== Aangeleverde tekst ==

ECLI:NL:RBALK:2007:BL4559

Rechtbank Alkmaar

Datum uitspraak
21 augustus 2007
Publicatiedatum
5 april 2013
Zaaknummer
06/2854
Instantie
Rechtbank Alkmaar
Type
Uitspraak
Rechtsgebied
Bestuursrecht
Procedures
  • Eerste aanleg - enkelvoudig
Rechters
  • T. Luigjes
Vindplaatsen
  • Rechtspraak.nl
AI samenvatting door LexboostAutomatisch gegenereerd

Toekenning van de toeslag voor één-oudergezin en de ingangsdatum

In deze zaak heeft eiseres, die sinds 1 februari 2006 een toeslag voor een één-oudergezin ontvangt, gesteld dat zij recht heeft op deze toeslag met terugwerkende kracht vanaf 1 april 2004. Eiseres heeft in 2006 een aanvraag ingediend voor verhoging van haar studiefinanciering met een toeslag voor een één-oudergezin. Verweerster, de hoofddirectie van de Informatie Beheer Groep, heeft deze aanvraag in eerste instantie ingewilligd met ingang van 1 februari 2006. Eiseres heeft echter bezwaar gemaakt tegen deze beslissing, omdat zij meent dat zij al eerder recht had op de toeslag, namelijk vanaf 1 april 2004. Tijdens de zitting heeft eiseres verklaard dat zij in 2004 en 2005 meerdere malen telefonisch contact heeft gehad met verweerster om haar situatie uit te leggen, maar verweerster heeft geen eerdere aanvragen of verzoeken in haar administratie aangetroffen.

De rechtbank heeft de zaak op 28 maart 2007 behandeld, waarbij eiseres werd bijgestaan door haar vader en verweerster vertegenwoordigd was door haar gemachtigde, mr. K.F. Hofstee. De rechtbank heeft het onderzoek geschorst om verweerster in de gelegenheid te stellen nadere informatie te verstrekken over de situatie van eiseres in de periode van 24 juni 2002 tot 14 november 2002. Uiteindelijk heeft de rechtbank op 21 augustus 2007 uitspraak gedaan, waarin zij oordeelde dat verweerster terecht de toeslag voor een één-oudergezin aan eiseres heeft toegekend met een ingangsdatum die niet eerder is gelegen dan 1 februari 2006.

===

**Opdrachten:**
a. Wijzig in het stuk van de uitspraak over de toeslag voor een één-oudergezin dat begint bij "De rechtbank heeft de" en eindigt bij "dan 1 februari 2006." het woord "geschorst" in "aangehouden" en geef het aangepaste stuk weer.
b. Schrijf het vervolg van de uitspraak over de toeslag voor een één-oudergezin, aansluitend op de laatste zin.

== Aangeleverde gegevens ==

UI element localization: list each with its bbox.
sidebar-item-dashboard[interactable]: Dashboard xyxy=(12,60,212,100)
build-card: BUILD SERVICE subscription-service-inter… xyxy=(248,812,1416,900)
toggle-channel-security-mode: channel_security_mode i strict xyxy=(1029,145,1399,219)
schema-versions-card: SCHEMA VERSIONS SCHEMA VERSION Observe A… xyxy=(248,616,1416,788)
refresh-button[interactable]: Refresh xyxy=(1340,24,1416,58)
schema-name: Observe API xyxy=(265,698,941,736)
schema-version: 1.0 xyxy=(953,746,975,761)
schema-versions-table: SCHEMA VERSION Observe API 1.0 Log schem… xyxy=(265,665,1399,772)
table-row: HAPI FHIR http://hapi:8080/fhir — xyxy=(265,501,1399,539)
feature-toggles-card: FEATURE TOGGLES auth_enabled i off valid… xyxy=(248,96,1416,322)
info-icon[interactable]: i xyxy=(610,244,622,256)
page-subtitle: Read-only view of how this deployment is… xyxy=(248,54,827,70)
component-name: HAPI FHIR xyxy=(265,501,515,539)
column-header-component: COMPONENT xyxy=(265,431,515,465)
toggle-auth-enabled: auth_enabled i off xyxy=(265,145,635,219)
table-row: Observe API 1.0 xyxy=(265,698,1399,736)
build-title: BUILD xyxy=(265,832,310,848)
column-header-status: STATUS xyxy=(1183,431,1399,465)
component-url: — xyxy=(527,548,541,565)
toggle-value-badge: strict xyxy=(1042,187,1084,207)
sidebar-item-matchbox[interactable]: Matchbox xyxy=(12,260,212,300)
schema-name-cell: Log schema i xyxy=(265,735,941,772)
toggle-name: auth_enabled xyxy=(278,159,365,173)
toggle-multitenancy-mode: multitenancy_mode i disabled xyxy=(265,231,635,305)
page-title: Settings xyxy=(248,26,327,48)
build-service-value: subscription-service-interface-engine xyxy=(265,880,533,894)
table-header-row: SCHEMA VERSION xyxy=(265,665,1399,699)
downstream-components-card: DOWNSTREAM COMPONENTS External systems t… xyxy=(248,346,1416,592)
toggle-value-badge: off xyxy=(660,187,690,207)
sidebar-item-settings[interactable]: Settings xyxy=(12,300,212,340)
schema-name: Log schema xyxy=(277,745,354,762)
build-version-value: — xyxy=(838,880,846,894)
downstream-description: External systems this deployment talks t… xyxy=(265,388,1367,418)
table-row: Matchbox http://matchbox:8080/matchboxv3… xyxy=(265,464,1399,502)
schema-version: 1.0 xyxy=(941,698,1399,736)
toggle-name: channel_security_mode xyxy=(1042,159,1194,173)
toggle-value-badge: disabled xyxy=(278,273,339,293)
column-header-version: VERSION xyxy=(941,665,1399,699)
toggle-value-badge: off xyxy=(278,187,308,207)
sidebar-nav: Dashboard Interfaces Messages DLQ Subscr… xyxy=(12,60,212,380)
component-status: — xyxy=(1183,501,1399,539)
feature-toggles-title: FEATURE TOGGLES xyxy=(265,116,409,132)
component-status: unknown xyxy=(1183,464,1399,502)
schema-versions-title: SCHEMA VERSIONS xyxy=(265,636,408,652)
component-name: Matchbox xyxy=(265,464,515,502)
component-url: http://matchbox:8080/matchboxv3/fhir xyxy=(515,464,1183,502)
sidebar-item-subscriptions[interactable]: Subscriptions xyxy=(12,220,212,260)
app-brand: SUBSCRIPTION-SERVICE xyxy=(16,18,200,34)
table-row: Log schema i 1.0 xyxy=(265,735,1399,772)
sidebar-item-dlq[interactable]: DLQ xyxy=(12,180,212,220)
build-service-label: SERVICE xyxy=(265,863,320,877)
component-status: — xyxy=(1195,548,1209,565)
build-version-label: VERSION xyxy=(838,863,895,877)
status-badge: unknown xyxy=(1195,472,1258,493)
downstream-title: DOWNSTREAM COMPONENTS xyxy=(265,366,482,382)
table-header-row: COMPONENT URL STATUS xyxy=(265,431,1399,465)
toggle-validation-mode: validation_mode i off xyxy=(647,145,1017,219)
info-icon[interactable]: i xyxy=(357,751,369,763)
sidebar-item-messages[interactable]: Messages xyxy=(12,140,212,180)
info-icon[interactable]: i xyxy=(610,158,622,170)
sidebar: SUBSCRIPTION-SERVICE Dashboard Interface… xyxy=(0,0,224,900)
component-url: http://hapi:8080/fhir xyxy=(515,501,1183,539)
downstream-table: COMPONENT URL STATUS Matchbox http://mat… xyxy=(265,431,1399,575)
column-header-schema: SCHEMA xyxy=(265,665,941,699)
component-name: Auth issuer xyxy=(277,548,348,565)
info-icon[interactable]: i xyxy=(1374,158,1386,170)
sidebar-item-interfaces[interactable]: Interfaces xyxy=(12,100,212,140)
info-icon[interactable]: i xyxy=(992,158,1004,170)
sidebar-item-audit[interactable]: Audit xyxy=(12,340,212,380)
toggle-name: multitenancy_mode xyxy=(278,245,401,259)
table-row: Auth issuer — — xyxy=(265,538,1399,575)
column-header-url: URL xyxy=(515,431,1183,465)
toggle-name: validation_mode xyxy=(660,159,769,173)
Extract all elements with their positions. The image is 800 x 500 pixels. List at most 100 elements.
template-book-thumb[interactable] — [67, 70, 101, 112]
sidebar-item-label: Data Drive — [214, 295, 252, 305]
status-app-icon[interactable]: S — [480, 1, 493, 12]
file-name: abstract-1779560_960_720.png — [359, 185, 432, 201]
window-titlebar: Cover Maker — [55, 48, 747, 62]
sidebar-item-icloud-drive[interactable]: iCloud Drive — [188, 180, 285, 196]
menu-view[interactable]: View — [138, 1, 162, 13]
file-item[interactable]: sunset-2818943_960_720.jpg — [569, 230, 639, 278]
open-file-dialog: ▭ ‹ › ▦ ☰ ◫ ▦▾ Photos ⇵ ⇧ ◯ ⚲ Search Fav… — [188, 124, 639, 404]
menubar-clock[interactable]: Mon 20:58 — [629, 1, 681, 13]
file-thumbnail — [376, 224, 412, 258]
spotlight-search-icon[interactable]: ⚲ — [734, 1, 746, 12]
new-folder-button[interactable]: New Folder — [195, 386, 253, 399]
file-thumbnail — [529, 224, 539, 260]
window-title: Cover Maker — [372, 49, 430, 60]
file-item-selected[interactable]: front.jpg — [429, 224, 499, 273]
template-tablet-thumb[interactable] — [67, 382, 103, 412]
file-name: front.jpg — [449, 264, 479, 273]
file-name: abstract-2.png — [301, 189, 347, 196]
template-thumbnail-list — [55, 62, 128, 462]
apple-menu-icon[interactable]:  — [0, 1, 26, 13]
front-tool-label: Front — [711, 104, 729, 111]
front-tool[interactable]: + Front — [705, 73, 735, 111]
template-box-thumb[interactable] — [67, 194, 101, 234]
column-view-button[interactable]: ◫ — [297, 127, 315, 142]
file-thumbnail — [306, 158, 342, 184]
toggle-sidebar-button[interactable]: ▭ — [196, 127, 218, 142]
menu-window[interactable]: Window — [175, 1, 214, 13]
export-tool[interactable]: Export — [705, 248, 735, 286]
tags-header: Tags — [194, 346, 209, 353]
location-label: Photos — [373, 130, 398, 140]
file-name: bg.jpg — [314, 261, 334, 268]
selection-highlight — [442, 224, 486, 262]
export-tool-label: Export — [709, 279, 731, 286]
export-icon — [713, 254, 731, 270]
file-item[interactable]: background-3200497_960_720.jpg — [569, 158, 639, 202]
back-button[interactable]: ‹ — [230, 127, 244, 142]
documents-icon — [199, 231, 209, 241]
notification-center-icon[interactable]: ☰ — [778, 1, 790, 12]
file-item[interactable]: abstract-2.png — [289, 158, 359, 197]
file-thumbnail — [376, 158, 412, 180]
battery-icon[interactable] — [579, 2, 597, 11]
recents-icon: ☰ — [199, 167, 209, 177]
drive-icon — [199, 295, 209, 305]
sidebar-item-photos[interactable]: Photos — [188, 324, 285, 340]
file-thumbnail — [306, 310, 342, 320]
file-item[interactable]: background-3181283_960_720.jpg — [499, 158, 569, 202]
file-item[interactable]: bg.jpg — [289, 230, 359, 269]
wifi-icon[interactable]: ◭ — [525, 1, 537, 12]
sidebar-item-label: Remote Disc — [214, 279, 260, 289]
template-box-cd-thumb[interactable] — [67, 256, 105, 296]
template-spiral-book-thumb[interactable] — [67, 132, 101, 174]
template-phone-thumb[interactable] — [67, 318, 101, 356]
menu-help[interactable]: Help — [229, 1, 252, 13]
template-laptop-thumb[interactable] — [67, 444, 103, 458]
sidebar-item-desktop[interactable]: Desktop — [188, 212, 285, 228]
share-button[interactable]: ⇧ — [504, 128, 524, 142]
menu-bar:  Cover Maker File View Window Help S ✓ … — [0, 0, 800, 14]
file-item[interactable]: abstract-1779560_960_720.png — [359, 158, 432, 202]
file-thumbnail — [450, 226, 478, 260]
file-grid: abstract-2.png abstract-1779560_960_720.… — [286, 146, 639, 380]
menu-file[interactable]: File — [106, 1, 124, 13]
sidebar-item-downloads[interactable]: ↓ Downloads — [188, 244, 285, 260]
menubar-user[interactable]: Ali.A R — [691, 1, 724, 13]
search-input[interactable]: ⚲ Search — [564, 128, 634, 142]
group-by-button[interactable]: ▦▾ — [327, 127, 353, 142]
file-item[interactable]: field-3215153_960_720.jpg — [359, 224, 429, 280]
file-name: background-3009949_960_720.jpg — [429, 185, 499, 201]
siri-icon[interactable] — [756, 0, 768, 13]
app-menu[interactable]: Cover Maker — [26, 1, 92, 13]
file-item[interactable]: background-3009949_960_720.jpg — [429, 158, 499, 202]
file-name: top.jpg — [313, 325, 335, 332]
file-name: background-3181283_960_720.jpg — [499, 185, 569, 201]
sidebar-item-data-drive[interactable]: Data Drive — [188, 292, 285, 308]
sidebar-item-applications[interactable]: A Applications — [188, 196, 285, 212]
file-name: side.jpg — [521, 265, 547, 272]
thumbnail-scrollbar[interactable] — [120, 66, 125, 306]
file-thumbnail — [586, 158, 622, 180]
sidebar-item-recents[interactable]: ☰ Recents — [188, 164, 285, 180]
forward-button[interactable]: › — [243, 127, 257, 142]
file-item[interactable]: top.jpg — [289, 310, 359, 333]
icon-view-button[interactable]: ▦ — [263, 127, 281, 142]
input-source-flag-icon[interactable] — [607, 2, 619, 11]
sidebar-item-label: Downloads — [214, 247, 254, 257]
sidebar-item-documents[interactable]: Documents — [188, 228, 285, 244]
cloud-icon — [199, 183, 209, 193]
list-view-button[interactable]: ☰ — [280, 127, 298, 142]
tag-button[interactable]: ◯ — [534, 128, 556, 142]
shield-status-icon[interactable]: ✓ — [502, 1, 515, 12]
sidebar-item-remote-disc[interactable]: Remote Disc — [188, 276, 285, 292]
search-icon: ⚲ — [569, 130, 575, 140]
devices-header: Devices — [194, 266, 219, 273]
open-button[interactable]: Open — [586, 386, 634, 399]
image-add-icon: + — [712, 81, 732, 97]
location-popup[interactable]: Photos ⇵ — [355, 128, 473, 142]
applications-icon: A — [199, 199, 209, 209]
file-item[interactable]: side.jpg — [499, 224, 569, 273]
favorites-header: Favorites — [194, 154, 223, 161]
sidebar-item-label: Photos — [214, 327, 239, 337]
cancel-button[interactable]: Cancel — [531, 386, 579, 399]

===

**Antwoorden:**
a.
De rechtbank heeft de zaak op 28 maart 2007 behandeld, waarbij eiseres werd bijgestaan door haar vader en verweerster vertegenwoordigd was door haar gemachtigde, mr. K.F. Hofstee. De rechtbank heeft het onderzoek aangehouden om verweerster in de gelegenheid te stellen nadere informatie te verstrekken over de situatie van eiseres in de periode van 24 juni 2002 tot 14 november 2002. Uiteindelijk heeft de rechtbank op 21 augustus 2007 uitspraak gedaan, waarin zij oordeelde dat verweerster terecht de toeslag voor een één-oudergezin aan eiseres heeft toegekend met een ingangsdatum die niet eerder is gelegen dan 1 februari 2006.

b.
De rechtbank heeft vastgesteld dat eiseres bij haar aanvraag in 2002 heeft aangegeven samen te wonen met een partner en dat zij pas in 2005 verweerster op de hoogte heeft gesteld van haar gewijzigde situatie. De rechtbank concludeert dat er geen bewijs is dat eiseres eerder dan 6 februari 2006 een verzoek heeft gedaan om toekenning van de toeslag voor een één-oudergezin. De rechtbank heeft het beroep van eiseres ongegrond verklaard, wat betekent dat de beslissing van verweerster om de toeslag pas vanaf 1 februari 2006 toe te kennen, in stand blijft.

Uitspraak

RECHTBANK ALKMAAR
Sector Bestuursrecht
Zaaknummer: 06/2854 WSFBSF
Uitspraak van de enkelvoudige kamer
in de zaak van:
[naam],
wonende te [plaatsnaam],
eiseres,
tegen
De hoofddirectie van de Informatie Beheer Groep,
verweerster.
Ontstaan en loop van de zaak
Eiseres heeft op 6 februari 2006 een aanvraag ingediend om verhoging van haar studiefinanciering met een toeslag voor een één-oudergezin. Bij besluit van 5 juli 2007 heeft verweerster eiseres’ verzoek ingewilligd per 1 februari 2006.
Tegen dit besluit is door eiseres bij brief van 2 augustus 2006 bezwaar gemaakt.
Bij besluit van 20 september 2006 heeft verweerster het bezwaar ongegrond verklaard.
Tegen dit besluit is door eiseres bij brief van 2 oktober 2006 beroep ingesteld.
De zaak op 28 maart 2007 ter zitting behandeld. Eiseres is ter zitting verschenen, bijgestaan door haar vader. Verweerster is verschenen bij gemachtigde mr. K.F. Hofstee.
De rechtbank heeft het onderzoek ter zitting geschorst teneinde verweerster in de gelegenheid te stellen nadere inlichtingen te verstrekken met betrekking tot de situatie van eiseres in de periode van 24 juni 2002 tot 14 november 2002.
Met toestemming van partijen heeft de rechtbank bepaald dat een nadere zitting achterwege blijft en heeft het onderzoek op 15 augustus 2007 gesloten.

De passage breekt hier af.